# START OF DATA LISTING

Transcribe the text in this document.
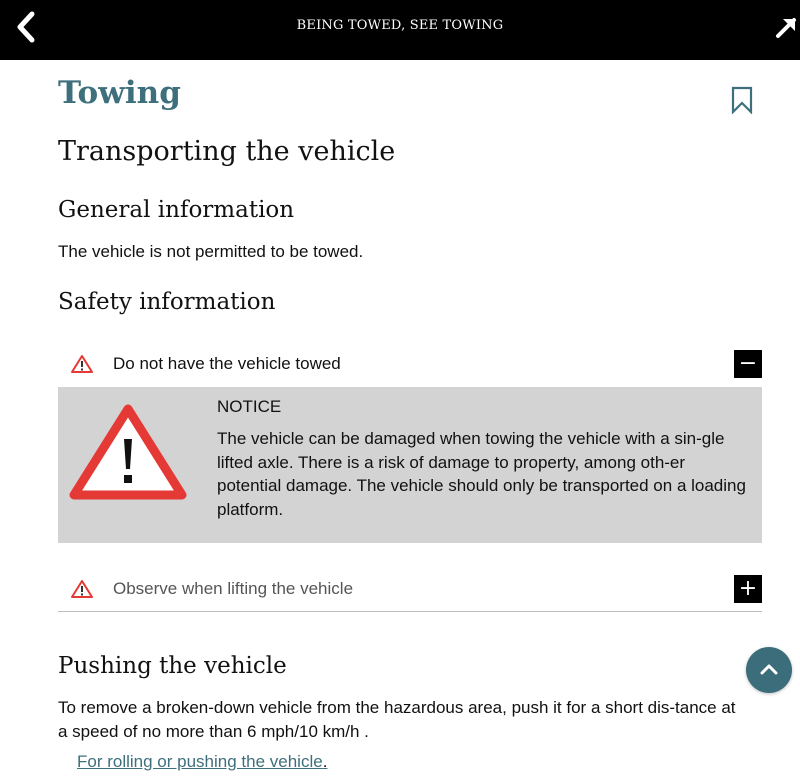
BEING TOWED, SEE TOWING
Towing
Transporting the vehicle
General information

The vehicle is not permitted to be towed.

Safety information
Do not have the vehicle towed	−
NOTICE
The vehicle can be damaged when towing the vehicle with a sin-gle lifted axle. There is a risk of damage to property, among oth-er potential damage. The vehicle should only be transported on a loading platform.
Observe when lifting the vehicle	+
Pushing the vehicle

To remove a broken-down vehicle from the hazardous area, push it for a short dis-tance at a speed of no more than 6 mph/10 km/h .

For rolling or pushing the vehicle.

# END OF DATA LISTING

> [WORK REQUIRED]
Copy the listing in full and without alteration, omitting every picture.

> [RESULT OF THE TASK]
Transcribe the text in this document.
BEING TOWED, SEE TOWING
Towing
Transporting the vehicle
General information

The vehicle is not permitted to be towed.

Safety information
Do not have the vehicle towed	−
NOTICE
The vehicle can be damaged when towing the vehicle with a sin-gle lifted axle. There is a risk of damage to property, among oth-er potential damage. The vehicle should only be transported on a loading platform.
Observe when lifting the vehicle	+
Pushing the vehicle

To remove a broken-down vehicle from the hazardous area, push it for a short dis-tance at a speed of no more than 6 mph/10 km/h .

For rolling or pushing the vehicle.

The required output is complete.